Task instructions
Type out every line below exactly as it reads.

Excerpted data
****************

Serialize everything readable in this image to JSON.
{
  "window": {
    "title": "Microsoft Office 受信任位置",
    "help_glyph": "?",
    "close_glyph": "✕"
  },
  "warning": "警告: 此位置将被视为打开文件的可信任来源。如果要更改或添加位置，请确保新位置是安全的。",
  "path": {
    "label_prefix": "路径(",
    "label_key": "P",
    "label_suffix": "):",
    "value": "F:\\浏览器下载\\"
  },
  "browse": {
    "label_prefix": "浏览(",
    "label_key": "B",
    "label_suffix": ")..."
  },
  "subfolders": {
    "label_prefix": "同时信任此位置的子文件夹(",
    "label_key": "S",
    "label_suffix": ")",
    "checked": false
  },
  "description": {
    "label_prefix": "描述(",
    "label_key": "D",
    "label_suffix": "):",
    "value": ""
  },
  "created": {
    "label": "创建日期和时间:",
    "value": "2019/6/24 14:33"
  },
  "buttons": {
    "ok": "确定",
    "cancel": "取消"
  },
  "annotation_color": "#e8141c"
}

****************

Written reply
Serialize everything readable in this image to JSON.
{
  "window": {
    "title": "Microsoft Office 受信任位置",
    "help_glyph": "?",
    "close_glyph": "✕"
  },
  "warning": "警告: 此位置将被视为打开文件的可信任来源。如果要更改或添加位置，请确保新位置是安全的。",
  "path": {
    "label_prefix": "路径(",
    "label_key": "P",
    "label_suffix": "):",
    "value": "F:\\浏览器下载\\"
  },
  "browse": {
    "label_prefix": "浏览(",
    "label_key": "B",
    "label_suffix": ")..."
  },
  "subfolders": {
    "label_prefix": "同时信任此位置的子文件夹(",
    "label_key": "S",
    "label_suffix": ")",
    "checked": false
  },
  "description": {
    "label_prefix": "描述(",
    "label_key": "D",
    "label_suffix": "):",
    "value": ""
  },
  "created": {
    "label": "创建日期和时间:",
    "value": "2019/6/24 14:33"
  },
  "buttons": {
    "ok": "确定",
    "cancel": "取消"
  },
  "annotation_color": "#e8141c"
}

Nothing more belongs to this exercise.